#### Required task
Duplicate every line of the listing below, reproducing each character without alteration.

#### Entries supplied
☆ ☆ ☆ ☆

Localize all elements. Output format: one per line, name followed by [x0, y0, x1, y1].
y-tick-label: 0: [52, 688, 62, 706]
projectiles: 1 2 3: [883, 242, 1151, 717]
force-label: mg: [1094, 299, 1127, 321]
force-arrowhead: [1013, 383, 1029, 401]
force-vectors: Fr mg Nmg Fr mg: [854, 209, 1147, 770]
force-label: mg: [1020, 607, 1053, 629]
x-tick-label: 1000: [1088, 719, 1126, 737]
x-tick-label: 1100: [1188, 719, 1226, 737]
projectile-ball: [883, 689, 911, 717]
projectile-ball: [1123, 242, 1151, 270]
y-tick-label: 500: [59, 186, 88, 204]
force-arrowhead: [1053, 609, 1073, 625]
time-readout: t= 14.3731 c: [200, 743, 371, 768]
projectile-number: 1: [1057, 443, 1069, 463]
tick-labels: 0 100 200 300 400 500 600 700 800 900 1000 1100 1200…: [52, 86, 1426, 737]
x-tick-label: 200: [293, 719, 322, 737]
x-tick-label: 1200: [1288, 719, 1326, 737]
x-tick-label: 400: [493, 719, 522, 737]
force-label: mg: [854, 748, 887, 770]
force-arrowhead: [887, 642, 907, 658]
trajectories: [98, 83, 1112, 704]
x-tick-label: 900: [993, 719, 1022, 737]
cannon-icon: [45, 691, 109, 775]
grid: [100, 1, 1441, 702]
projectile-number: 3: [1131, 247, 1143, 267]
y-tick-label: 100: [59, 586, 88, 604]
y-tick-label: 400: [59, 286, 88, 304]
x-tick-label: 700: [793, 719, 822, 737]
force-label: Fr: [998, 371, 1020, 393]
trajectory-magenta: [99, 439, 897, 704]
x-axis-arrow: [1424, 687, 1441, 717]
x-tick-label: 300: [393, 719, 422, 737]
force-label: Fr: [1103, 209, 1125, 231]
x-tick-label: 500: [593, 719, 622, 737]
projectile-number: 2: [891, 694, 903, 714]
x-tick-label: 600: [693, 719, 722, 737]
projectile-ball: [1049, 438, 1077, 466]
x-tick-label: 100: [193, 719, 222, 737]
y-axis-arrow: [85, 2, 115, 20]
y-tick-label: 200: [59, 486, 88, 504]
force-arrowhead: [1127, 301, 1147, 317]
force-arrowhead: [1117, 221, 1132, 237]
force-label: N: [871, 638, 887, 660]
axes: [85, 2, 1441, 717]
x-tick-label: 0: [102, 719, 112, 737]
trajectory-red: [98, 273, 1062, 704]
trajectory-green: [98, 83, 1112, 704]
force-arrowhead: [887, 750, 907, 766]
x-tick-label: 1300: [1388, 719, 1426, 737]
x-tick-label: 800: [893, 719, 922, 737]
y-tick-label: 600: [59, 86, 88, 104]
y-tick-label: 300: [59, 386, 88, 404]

☆ ☆ ☆ ☆

#### Solution to this problem
Localize all elements. Output format: one per line, name followed by [x0, y0, x1, y1].
y-tick-label: 0: [52, 688, 62, 706]
projectiles: 1 2 3: [883, 242, 1151, 717]
force-label: mg: [1094, 299, 1127, 321]
force-arrowhead: [1013, 383, 1029, 401]
force-vectors: Fr mg Nmg Fr mg: [854, 209, 1147, 770]
force-label: mg: [1020, 607, 1053, 629]
x-tick-label: 1000: [1088, 719, 1126, 737]
x-tick-label: 1100: [1188, 719, 1226, 737]
projectile-ball: [883, 689, 911, 717]
projectile-ball: [1123, 242, 1151, 270]
y-tick-label: 500: [59, 186, 88, 204]
force-arrowhead: [1053, 609, 1073, 625]
time-readout: t= 14.3731 c: [200, 743, 371, 768]
projectile-number: 1: [1057, 443, 1069, 463]
tick-labels: 0 100 200 300 400 500 600 700 800 900 1000 1100 1200…: [52, 86, 1426, 737]
x-tick-label: 200: [293, 719, 322, 737]
x-tick-label: 1200: [1288, 719, 1326, 737]
x-tick-label: 400: [493, 719, 522, 737]
force-label: mg: [854, 748, 887, 770]
force-arrowhead: [887, 642, 907, 658]
trajectories: [98, 83, 1112, 704]
x-tick-label: 900: [993, 719, 1022, 737]
cannon-icon: [45, 691, 109, 775]
grid: [100, 1, 1441, 702]
projectile-number: 3: [1131, 247, 1143, 267]
y-tick-label: 100: [59, 586, 88, 604]
y-tick-label: 400: [59, 286, 88, 304]
x-tick-label: 700: [793, 719, 822, 737]
force-label: Fr: [998, 371, 1020, 393]
trajectory-magenta: [99, 439, 897, 704]
x-axis-arrow: [1424, 687, 1441, 717]
x-tick-label: 300: [393, 719, 422, 737]
force-label: Fr: [1103, 209, 1125, 231]
x-tick-label: 500: [593, 719, 622, 737]
projectile-number: 2: [891, 694, 903, 714]
x-tick-label: 600: [693, 719, 722, 737]
projectile-ball: [1049, 438, 1077, 466]
x-tick-label: 100: [193, 719, 222, 737]
y-axis-arrow: [85, 2, 115, 20]
y-tick-label: 200: [59, 486, 88, 504]
force-arrowhead: [1127, 301, 1147, 317]
force-arrowhead: [1117, 221, 1132, 237]
force-label: N: [871, 638, 887, 660]
axes: [85, 2, 1441, 717]
x-tick-label: 0: [102, 719, 112, 737]
trajectory-red: [98, 273, 1062, 704]
trajectory-green: [98, 83, 1112, 704]
force-arrowhead: [887, 750, 907, 766]
x-tick-label: 1300: [1388, 719, 1426, 737]
x-tick-label: 800: [893, 719, 922, 737]
y-tick-label: 600: [59, 86, 88, 104]
y-tick-label: 300: [59, 386, 88, 404]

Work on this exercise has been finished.